- Records from a dataset -
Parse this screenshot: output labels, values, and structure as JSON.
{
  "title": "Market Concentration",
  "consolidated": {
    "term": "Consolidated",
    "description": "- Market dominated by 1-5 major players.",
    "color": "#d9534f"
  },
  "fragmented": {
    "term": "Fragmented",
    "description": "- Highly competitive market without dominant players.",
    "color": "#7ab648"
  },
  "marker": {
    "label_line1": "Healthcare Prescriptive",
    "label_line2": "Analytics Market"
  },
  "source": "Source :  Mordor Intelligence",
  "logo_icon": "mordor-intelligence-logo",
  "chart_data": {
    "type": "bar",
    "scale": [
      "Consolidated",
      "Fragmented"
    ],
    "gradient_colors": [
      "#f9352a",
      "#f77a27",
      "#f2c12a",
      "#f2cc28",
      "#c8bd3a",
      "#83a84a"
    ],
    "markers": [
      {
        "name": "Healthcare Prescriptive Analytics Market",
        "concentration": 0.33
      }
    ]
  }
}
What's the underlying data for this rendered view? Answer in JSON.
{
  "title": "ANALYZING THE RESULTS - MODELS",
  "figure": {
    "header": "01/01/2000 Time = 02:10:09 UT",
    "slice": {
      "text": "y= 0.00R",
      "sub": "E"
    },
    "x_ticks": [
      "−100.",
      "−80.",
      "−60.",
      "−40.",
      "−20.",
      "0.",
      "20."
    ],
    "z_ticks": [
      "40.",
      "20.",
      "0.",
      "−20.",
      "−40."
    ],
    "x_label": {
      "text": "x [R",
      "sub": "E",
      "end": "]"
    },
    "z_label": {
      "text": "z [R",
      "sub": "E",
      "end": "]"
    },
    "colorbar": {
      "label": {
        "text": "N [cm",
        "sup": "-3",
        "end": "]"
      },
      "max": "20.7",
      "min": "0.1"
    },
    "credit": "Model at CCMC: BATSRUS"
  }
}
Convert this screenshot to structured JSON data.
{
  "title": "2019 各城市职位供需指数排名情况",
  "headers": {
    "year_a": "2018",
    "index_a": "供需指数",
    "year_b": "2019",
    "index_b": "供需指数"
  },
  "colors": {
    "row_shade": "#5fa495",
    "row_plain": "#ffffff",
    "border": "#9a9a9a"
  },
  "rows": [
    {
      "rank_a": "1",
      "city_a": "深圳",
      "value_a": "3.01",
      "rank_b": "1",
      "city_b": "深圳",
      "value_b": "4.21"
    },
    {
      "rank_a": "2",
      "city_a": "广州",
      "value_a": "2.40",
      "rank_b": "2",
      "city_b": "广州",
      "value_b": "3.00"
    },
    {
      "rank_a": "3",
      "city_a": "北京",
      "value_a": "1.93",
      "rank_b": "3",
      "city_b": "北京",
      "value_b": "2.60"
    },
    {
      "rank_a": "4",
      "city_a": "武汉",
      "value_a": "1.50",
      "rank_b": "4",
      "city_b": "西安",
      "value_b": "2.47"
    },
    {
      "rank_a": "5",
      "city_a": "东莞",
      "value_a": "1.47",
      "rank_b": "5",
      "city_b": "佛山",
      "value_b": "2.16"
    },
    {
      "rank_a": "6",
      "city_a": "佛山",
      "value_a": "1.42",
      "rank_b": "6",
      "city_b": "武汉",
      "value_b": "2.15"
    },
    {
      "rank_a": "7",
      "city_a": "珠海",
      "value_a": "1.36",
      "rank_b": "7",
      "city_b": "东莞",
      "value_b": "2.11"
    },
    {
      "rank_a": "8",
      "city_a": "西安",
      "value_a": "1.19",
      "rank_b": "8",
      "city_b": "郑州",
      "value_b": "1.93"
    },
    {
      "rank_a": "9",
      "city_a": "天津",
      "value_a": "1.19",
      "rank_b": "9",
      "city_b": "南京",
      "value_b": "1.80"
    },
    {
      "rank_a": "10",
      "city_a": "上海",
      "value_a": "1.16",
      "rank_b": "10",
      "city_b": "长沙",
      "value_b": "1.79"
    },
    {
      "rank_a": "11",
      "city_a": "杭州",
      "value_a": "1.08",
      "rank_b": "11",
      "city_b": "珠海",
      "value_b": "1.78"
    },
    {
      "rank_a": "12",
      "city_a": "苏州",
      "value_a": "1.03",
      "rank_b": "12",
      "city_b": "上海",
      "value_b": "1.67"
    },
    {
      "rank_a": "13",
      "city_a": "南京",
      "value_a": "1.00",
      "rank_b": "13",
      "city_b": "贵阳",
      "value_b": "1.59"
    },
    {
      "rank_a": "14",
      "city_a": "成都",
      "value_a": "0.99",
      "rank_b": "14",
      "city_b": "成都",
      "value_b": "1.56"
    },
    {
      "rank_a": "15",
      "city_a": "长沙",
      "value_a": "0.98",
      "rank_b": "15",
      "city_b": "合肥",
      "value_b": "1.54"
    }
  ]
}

- WHAT YOU NEED TO DO -
Pull out every line above that holds the word "title".

- SOLVED PROBLEM -
  "title": "Market Concentration",
  "title": "ANALYZING THE RESULTS - MODELS",
  "title": "2019 各城市职位供需指数排名情况",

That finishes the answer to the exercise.